▸ **SOURCE EXCERPT**
+++
Indigenous Helina, Dhruvastra anti-tank guided missiles (ATGMs) pass trials

Helina and Dhruvastra are launched from the Rudra – the armed variant of HAL's Dhruv helicopter. They can strike enemy tanks up to seven kilometres away 


By Ajai Shukla

Business Standard, 20th Feb 20

 

An indigenous Defence Research and Development Organisation (DRDO) programme to develop helicopter-launched anti-tank guided missiles (ATGMs) for the military took a major step forward when the Helina and Dhruvastra missiles successfully completed user trials over the preceding week.

 

There are two versions of the missile: the army version is called Helina, while the Indian Air Force (IAF) version is called Dhruvastra. Their specifications remain identical, but they are named differently since the army and IAF are pursuing them as separate projects.

 

Both are designed to be launched from the Rudra – the armed variant of the indigenous Dhruv Advanced Light Helicopter (ALH). They can strike and set afire enemy tanks at ranges between 500 metres and seven kilometres.
+++
▸ **PROVIDED MATERIAL**
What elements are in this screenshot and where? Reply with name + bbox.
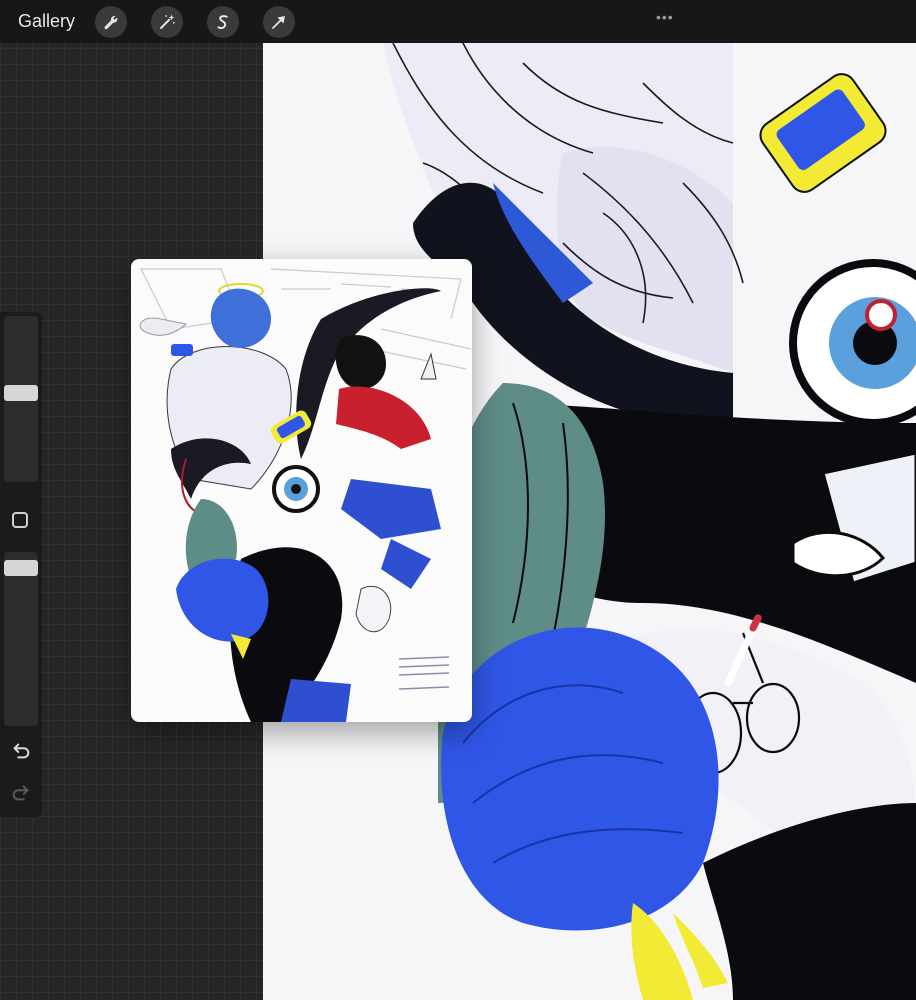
+++
▸ **TASK REQUIREMENTS**
A – Answer these from the missile article:
(i) What name does the Indian Air Force version of the missile carry?
(ii) Which helicopter are both missiles designed to be launched from?
(iii) What range can the missiles strike enemy tanks at?
B – Return the passage of the missile article starting at "There are two" and ending at "as separate projects.", copied word for word.
The lines that come after the missile article are separate material, unrelated to it.

▸ **RESPONSES IN ORDER**
A –
(i) Dhruvastra.
(ii) The Rudra, the armed variant of the indigenous Dhruv Advanced Light Helicopter (ALH).
(iii) Between 500 metres and seven kilometres.

B –
There are two versions of the missile: the army version is called Helina, while the Indian Air Force (IAF) version is called Dhruvastra. Their specifications remain identical, but they are named differently since the army and IAF are pursuing them as separate projects.